_Brief_
Please filter the data down to the lines that include the word "Männer" and copy them.

_Given data_
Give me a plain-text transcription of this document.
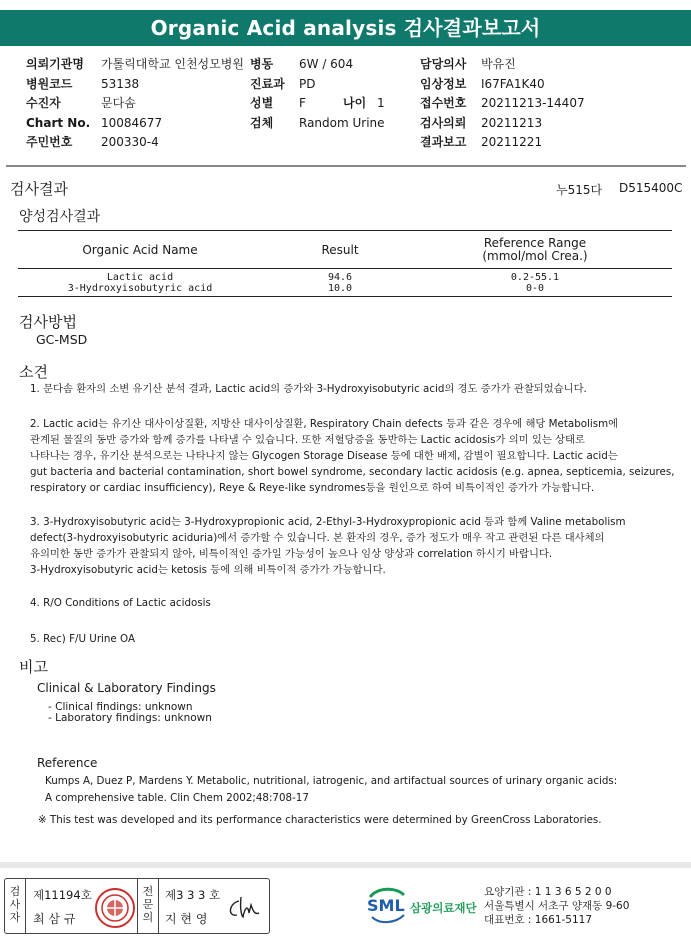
Organic Acid analysis 검사결과보고서
의뢰기관명 가톨릭대학교 인천성모병원 병동 6W / 604	담당의사 박유진
병원코드 53138	진료과 PD	임상정보 I67FA1K40
수진자	문다솜	성별 F	나이 1	접수번호 20211213-14407
Chart No. 10084677	검체 Random Urine	검사의뢰 20211213
주민번호 200330-4	결과보고 20211221
검사결과	누515다 D515400C
양성검사결과
Organic Acid Name	Result	Reference Range
(mmol/mol Crea.)
Lactic acid	94.6	0.2-55.1
3-Hydroxyisobutyric acid	10.0	0-0
검사방법
GC-MSD
소견
1. 문다솜 환자의 소변 유기산 분석 결과, Lactic acid의 증가와 3-Hydroxyisobutyric acid의 경도 증가가 관찰되었습니다.
2. Lactic acid는 유기산 대사이상질환, 지방산 대사이상질환, Respiratory Chain defects 등과 같은 경우에 해당 Metabolism에
관계된 물질의 동반 증가와 함께 증가를 나타낼 수 있습니다. 또한 저혈당증을 동반하는 Lactic acidosis가 의미 있는 상태로
나타나는 경우, 유기산 분석으로는 나타나지 않는 Glycogen Storage Disease 등에 대한 배제, 감별이 필요합니다. Lactic acid는
gut bacteria and bacterial contamination, short bowel syndrome, secondary lactic acidosis (e.g. apnea, septicemia, seizures,
respiratory or cardiac insufficiency), Reye & Reye-like syndromes등을 원인으로 하여 비특이적인 증가가 가능합니다.
3. 3-Hydroxyisobutyric acid는 3-Hydroxypropionic acid, 2-Ethyl-3-Hydroxypropionic acid 등과 함께 Valine metabolism
defect(3-hydroxyisobutyric aciduria)에서 증가할 수 있습니다. 본 환자의 경우, 증가 정도가 매우 작고 관련된 다른 대사체의
유의미한 동반 증가가 관찰되지 않아, 비특이적인 증가일 가능성이 높으나 임상 양상과 correlation 하시기 바랍니다.
3-Hydroxyisobutyric acid는 ketosis 등에 의해 비특이적 증가가 가능합니다.
4. R/O Conditions of Lactic acidosis
5. Rec) F/U Urine OA
비고
Clinical & Laboratory Findings
- Clinical findings: unknown
- Laboratory findings: unknown
Reference
Kumps A, Duez P, Mardens Y. Metabolic, nutritional, iatrogenic, and artifactual sources of urinary organic acids:
A comprehensive table. Clin Chem 2002;48:708-17
※ This test was developed and its performance characteristics were determined by GreenCross Laboratories.
검
사
자
제11194호
최 삼 규
전
문
의
제3 3 3 호
지 현 영
SML 삼광의료재단
요양기관 : 1 1 3 6 5 2 0 0
서울특별시 서초구 양재동 9-60
대표번호 : 1661-5117
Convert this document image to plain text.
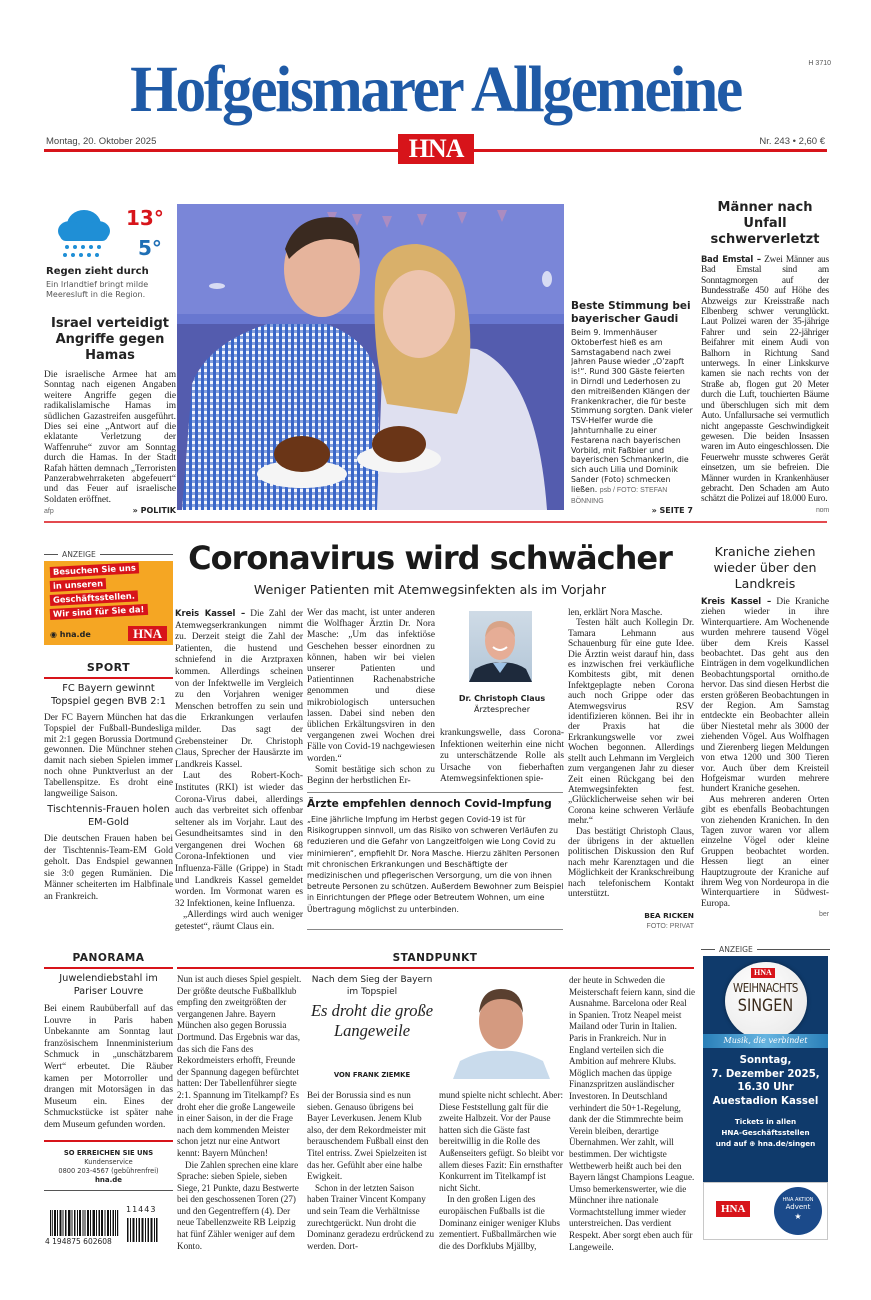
Hofgeismarer Allgemeine	H 3710
Montag, 20. Oktober 2025	Nr. 243 • 2,60 €
HNA
13°
5°
Regen zieht durch
Ein Irlandtief bringt milde Meeresluft in die Region.
Israel verteidigt Angriffe gegen Hamas

Die israelische Armee hat am Sonntag nach eigenen Angaben weitere Angriffe gegen die radikalislamische Hamas im südlichen Gazastreifen ausgeführt. Dies sei eine „Antwort auf die eklatante Verletzung der Waffenruhe“ zuvor am Sonntag durch die Hamas. In der Stadt Rafah hätten demnach „Terroristen Panzerabwehrraketen abgefeuert“ und das Feuer auf israelische Soldaten eröffnet.

afp	» POLITIK
Beste Stimmung bei bayerischer Gaudi

Beim 9. Immenhäuser Oktoberfest hieß es am Samstagabend nach zwei Jahren Pause wieder „O’zapft is!“. Rund 300 Gäste feierten in Dirndl und Lederhosen zu den mitreißenden Klängen der Frankenkracher, die für beste Stimmung sorgten. Dank vieler TSV-Helfer wurde die Jahnturnhalle zu einer Festarena nach bayerischen Vorbild, mit Faßbier und bayerischen Schmankerln, die sich auch Lilia und Dominik Sander (Foto) schmecken ließen. psb / FOTO: STEFAN BÖNNING

» SEITE 7
Männer nach Unfall schwerverletzt

Bad Emstal – Zwei Männer aus Bad Emstal sind am Sonntagmorgen auf der Bundesstraße 450 auf Höhe des Abzweigs zur Kreisstraße nach Elbenberg schwer verunglückt. Laut Polizei waren der 35-jährige Fahrer und sein 22-jähriger Beifahrer mit einem Audi von Balhorn in Richtung Sand unterwegs. In einer Linkskurve kamen sie nach rechts von der Straße ab, flogen gut 20 Meter durch die Luft, touchierten Bäume und überschlugen sich mit dem Auto. Unfallursache sei vermutlich nicht angepasste Geschwindigkeit gewesen. Die beiden Insassen waren im Auto eingeschlossen. Die Feuerwehr musste schweres Gerät einsetzen, um sie befreien. Die Männer wurden in Krankenhäuser gebracht. Den Schaden am Auto schätzt die Polizei auf 18.000 Euro.

nom
ANZEIGE
Besuchen Sie uns
in unseren
Geschäftsstellen.
Wir sind für Sie da!
◉ hna.de	HNA
SPORT
FC Bayern gewinnt Topspiel gegen BVB 2:1

Der FC Bayern München hat das Topspiel der Fußball-Bundesliga mit 2:1 gegen Borussia Dortmund gewonnen. Die Münchner stehen damit nach sieben Spielen immer noch ohne Punktverlust an der Tabellenspitze. Es droht eine langweilige Saison.

Tischtennis-Frauen holen EM-Gold

Die deutschen Frauen haben bei der Tischtennis-Team-EM Gold geholt. Das Endspiel gewannen sie 3:0 gegen Rumänien. Die Männer scheiterten im Halbfinale an Frankreich.

Coronavirus wird schwächer
Weniger Patienten mit Atemwegsinfekten als im Vorjahr

Kreis Kassel – Die Zahl der Atemwegserkrankungen nimmt zu. Derzeit steigt die Zahl der Patienten, die hustend und schniefend in die Arztpraxen kommen. Allerdings scheinen von der Infektwelle im Vergleich zu den Vorjahren weniger Menschen betroffen zu sein und die Erkrankungen verlaufen milder. Das sagt der Grebensteiner Dr. Christoph Claus, Sprecher der Hausärzte im Landkreis Kassel.

Laut des Robert-Koch-Institutes (RKI) ist wieder das Corona-Virus dabei, allerdings auch das verbreitet sich offenbar seltener als im Vorjahr. Laut des Gesundheitsamtes sind in den vergangenen drei Wochen 68 Corona-Infektionen und vier Influenza-Fälle (Grippe) in Stadt und Landkreis Kassel gemeldet worden. Im Vormonat waren es 32 Infektionen, keine Influenza.

„Allerdings wird auch weniger getestet“, räumt Claus ein.

Wer das macht, ist unter anderen die Wolfhager Ärztin Dr. Nora Masche: „Um das infektiöse Geschehen besser einordnen zu können, haben wir bei vielen unserer Patienten und Patientinnen Rachenabstriche genommen und diese mikrobiologisch untersuchen lassen. Dabei sind neben den üblichen Erkältungsviren in den vergangenen zwei Wochen drei Fälle von Covid-19 nachgewiesen worden.“

Somit bestätige sich schon zu Beginn der herbstlichen Er-

Dr. Christoph Claus
Ärztesprecher

krankungswelle, dass Corona-Infektionen weiterhin eine nicht zu unterschätzende Rolle als Ursache von fieberhaften Atemwegsinfektionen spie-

Ärzte empfehlen dennoch Covid-Impfung

„Eine jährliche Impfung im Herbst gegen Covid-19 ist für Risikogruppen sinnvoll, um das Risiko von schweren Verläufen zu reduzieren und die Gefahr von Langzeitfolgen wie Long Covid zu minimieren“, empfiehlt Dr. Nora Masche. Hierzu zählten Personen mit chronischen Erkrankungen und Beschäftigte der medizinischen und pflegerischen Versorgung, um die von ihnen betreute Personen zu schützen. Außerdem Bewohner zum Beispiel in Einrichtungen der Pflege oder Betreutem Wohnen, um eine Übertragung möglichst zu unterbinden.

len, erklärt Nora Masche.

Testen hält auch Kollegin Dr. Tamara Lehmann aus Schauenburg für eine gute Idee. Die Ärztin weist darauf hin, dass es inzwischen frei verkäufliche Kombitests gibt, mit denen Infektgeplagte neben Corona auch noch Grippe oder das Atemwegsvirus RSV identifizieren können. Bei ihr in der Praxis hat die Erkrankungswelle vor zwei Wochen begonnen. Allerdings stellt auch Lehmann im Vergleich zum vergangenen Jahr zu dieser Zeit einen Rückgang bei den Atemwegsinfekten fest. „Glücklicherweise sehen wir bei Corona keine schweren Verläufe mehr.“

Das bestätigt Christoph Claus, der übrigens in der aktuellen politischen Diskussion den Ruf nach mehr Karenztagen und die Möglichkeit der Krankschreibung nach telefonischem Kontakt unterstützt.

BEA RICKEN
FOTO: PRIVAT
Kraniche ziehen wieder über den Landkreis

Kreis Kassel – Die Kraniche ziehen wieder in ihre Winterquartiere. Am Wochenende wurden mehrere tausend Vögel über dem Kreis Kassel beobachtet. Das geht aus den Einträgen in dem vogelkundlichen Beobachtungsportal ornitho.de hervor. Das sind diesen Herbst die ersten größeren Beobachtungen in der Region. Am Samstag entdeckte ein Beobachter allein über Niestetal mehr als 3000 der ziehenden Vögel. Aus Wolfhagen und Zierenberg liegen Meldungen von etwa 1200 und 300 Tieren vor. Auch über dem Kreisteil Hofgeismar wurden mehrere hundert Kraniche gesehen.

Aus mehreren anderen Orten gibt es ebenfalls Beobachtungen von ziehenden Kranichen. In den Tagen zuvor waren vor allem einzelne Vögel oder kleine Gruppen beobachtet worden. Hessen liegt an einer Hauptzugroute der Kraniche auf ihrem Weg von Nordeuropa in die Winterquartiere in Südwest-Europa.

ber
PANORAMA
Juwelendiebstahl im Pariser Louvre

Bei einem Raubüberfall auf das Louvre in Paris haben Unbekannte am Sonntag laut französischem Innenministerium Schmuck in „unschätzbarem Wert“ erbeutet. Die Räuber kamen per Motorroller und drangen mit Motorsägen in das Museum ein. Eines der Schmuckstücke ist später nahe dem Museum gefunden worden.

SO ERREICHEN SIE UNS
Kundenservice
0800 203-4567 (gebührenfrei)
hna.de
4 194875 602608
11443
STANDPUNKT

Nun ist auch dieses Spiel gespielt. Der größte deutsche Fußballklub empfing den zweitgrößten der vergangenen Jahre. Bayern München also gegen Borussia Dortmund. Das Ergebnis war das, das sich die Fans des Rekordmeisters erhofft, Freunde der Spannung dagegen befürchtet hatten: Der Tabellenführer siegte 2:1. Spannung im Titelkampf? Es droht eher die große Langeweile in einer Saison, in der die Frage nach dem kommenden Meister schon jetzt nur eine Antwort kennt: Bayern München!

Die Zahlen sprechen eine klare Sprache: sieben Spiele, sieben Siege, 21 Punkte, dazu Bestwerte bei den geschossenen Toren (27) und den Gegentreffern (4). Der neue Tabellenzweite RB Leipzig hat fünf Zähler weniger auf dem Konto.

Nach dem Sieg der Bayern im Topspiel
Es droht die große Langeweile
VON FRANK ZIEMKE

Bei der Borussia sind es nun sieben. Genauso übrigens bei Bayer Leverkusen. Jenem Klub also, der dem Rekordmeister mit berauschendem Fußball einst den Titel entriss. Zwei Spielzeiten ist das her. Gefühlt aber eine halbe Ewigkeit.

Schon in der letzten Saison haben Trainer Vincent Kompany und sein Team die Verhältnisse zurechtgerückt. Nun droht die Dominanz geradezu erdrückend zu werden. Dort-

mund spielte nicht schlecht. Aber: Diese Feststellung galt für die zweite Halbzeit. Vor der Pause hatten sich die Gäste fast bereitwillig in die Rolle des Außenseiters gefügt. So bleibt vor allem dieses Fazit: Ein ernsthafter Konkurrent im Titelkampf ist nicht Sicht.

In den großen Ligen des europäischen Fußballs ist die Dominanz einiger weniger Klubs zementiert. Fußballmärchen wie die des Dorfklubs Mjällby,

der heute in Schweden die Meisterschaft feiern kann, sind die Ausnahme. Barcelona oder Real in Spanien. Trotz Neapel meist Mailand oder Turin in Italien. Paris in Frankreich. Nur in England verteilen sich die Ambition auf mehrere Klubs. Möglich machen das üppige Finanzspritzen ausländischer Investoren. In Deutschland verhindert die 50+1-Regelung, dank der die Stimmrechte beim Verein bleiben, derartige Übernahmen. Wer zahlt, will bestimmen. Der wichtigste Wettbewerb heißt auch bei den Bayern längst Champions League. Umso bemerkenswerter, wie die Münchner ihre nationale Vormachtstellung immer wieder unterstreichen. Das verdient Respekt. Aber sorgt eben auch für Langeweile.

ANZEIGE
HNA
WEIHNACHTS
SINGEN
Musik, die verbindet
Sonntag,
7. Dezember 2025,
16.30 Uhr
Auestadion Kassel
Tickets in allen
HNA-Geschäftsstellen
und auf ⊕ hna.de/singen
HNA
HNA AKTION
Advent
★
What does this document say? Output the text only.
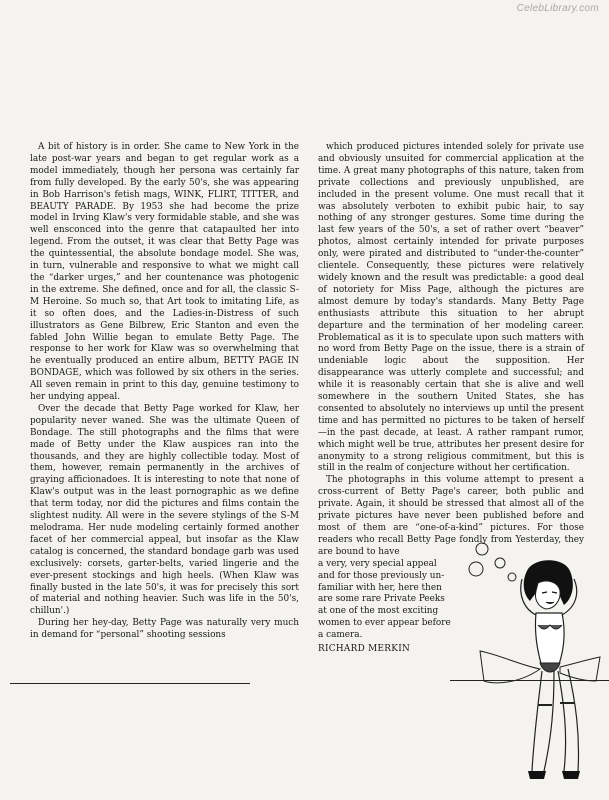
CelebLibrary.com

A bit of history is in order. She came to New York in the late post-war years and began to get regular work as a model immediately, though her persona was certainly far from fully developed. By the early 50's, she was appearing in Bob Harrison's fetish mags, WINK, FLIRT, TITTER, and BEAUTY PARADE. By 1953 she had become the prize model in Irving Klaw's very formidable stable, and she was well ensconced into the genre that catapaulted her into legend. From the outset, it was clear that Betty Page was the quintessential, the absolute bondage model. She was, in turn, vulnerable and responsive to what we might call the “darker urges,” and her countenance was photogenic in the extreme. She defined, once and for all, the classic S-M Heroine. So much so, that Art took to imitating Life, as it so often does, and the Ladies-in-Distress of such illustrators as Gene Bilbrew, Eric Stanton and even the fabled John Willie began to emulate Betty Page. The response to her work for Klaw was so overwhelming that he eventually produced an entire album, BETTY PAGE IN BONDAGE, which was followed by six others in the series. All seven remain in print to this day, genuine testimony to her undying appeal.

Over the decade that Betty Page worked for Klaw, her popularity never waned. She was the ultimate Queen of Bondage. The still photographs and the films that were made of Betty under the Klaw auspices ran into the thousands, and they are highly collectible today. Most of them, however, remain permanently in the archives of graying afficionadoes. It is interesting to note that none of Klaw's output was in the least pornographic as we define that term today, nor did the pictures and films contain the slightest nudity. All were in the severe stylings of the S-M melodrama. Her nude modeling certainly formed another facet of her commercial appeal, but insofar as the Klaw catalog is concerned, the standard bondage garb was used exclusively: corsets, garter-belts, varied lingerie and the ever-present stockings and high heels. (When Klaw was finally busted in the late 50's, it was for precisely this sort of material and nothing heavier. Such was life in the 50's, chillun'.)

During her hey-day, Betty Page was naturally very much in demand for “personal” shooting sessions

which produced pictures intended solely for private use and obviously unsuited for commercial application at the time. A great many photographs of this nature, taken from private collections and previously unpublished, are included in the present volume. One must recall that it was absolutely verboten to exhibit pubic hair, to say nothing of any stronger gestures. Some time during the last few years of the 50's, a set of rather overt “beaver” photos, almost certainly intended for private purposes only, were pirated and distributed to “under-the-counter” clientele. Consequently, these pictures were relatively widely known and the result was predictable: a good deal of notoriety for Miss Page, although the pictures are almost demure by today's standards. Many Betty Page enthusiasts attribute this situation to her abrupt departure and the termination of her modeling career. Problematical as it is to speculate upon such matters with no word from Betty Page on the issue, there is a strain of undeniable logic about the supposition. Her disappearance was utterly complete and successful; and while it is reasonably certain that she is alive and well somewhere in the southern United States, she has consented to absolutely no interviews up until the present time and has permitted no pictures to be taken of herself—in the past decade, at least. A rather rampant rumor, which might well be true, attributes her present desire for anonymity to a strong religious commitment, but this is still in the realm of conjecture without her certification.

The photographs in this volume attempt to present a cross-current of Betty Page's career, both public and private. Again, it should be stressed that almost all of the private pictures have never been published before and most of them are “one-of-a-kind” pictures. For those readers who recall Betty Page fondly from Yesterday, they are bound to have

a very, very special appeal
and for those previously un-
familiar with her, here then
are some rare Private Peeks
at one of the most exciting
women to ever appear before
a camera.

RICHARD MERKIN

_Exercise solution_
Männer nach Unfall schwerverletzt
Bad Emstal – Zwei Männer aus Bad Emstal sind am Sonntagmorgen auf der Bundesstraße 450 auf Höhe des Abzweigs zur Kreisstraße nach Elbenberg schwer verunglückt. Laut Polizei waren der 35-jährige Fahrer und sein 22-jähriger Beifahrer mit einem Audi von Balhorn in Richtung Sand unterwegs. In einer Linkskurve kamen sie nach rechts von der Straße ab, flogen gut 20 Meter durch die Luft, touchierten Bäume und überschlugen sich mit dem Auto. Unfallursache sei vermutlich nicht angepasste Geschwindigkeit gewesen. Die beiden Insassen waren im Auto eingeschlossen. Die Feuerwehr musste schweres Gerät einsetzen, um sie befreien. Die Männer wurden in Krankenhäuser gebracht. Den Schaden am Auto schätzt die Polizei auf 18.000 Euro.
Die deutschen Frauen haben bei der Tischtennis-Team-EM Gold geholt. Das Endspiel gewannen sie 3:0 gegen Rumänien. Die Männer scheiterten im Halbfinale an Frankreich.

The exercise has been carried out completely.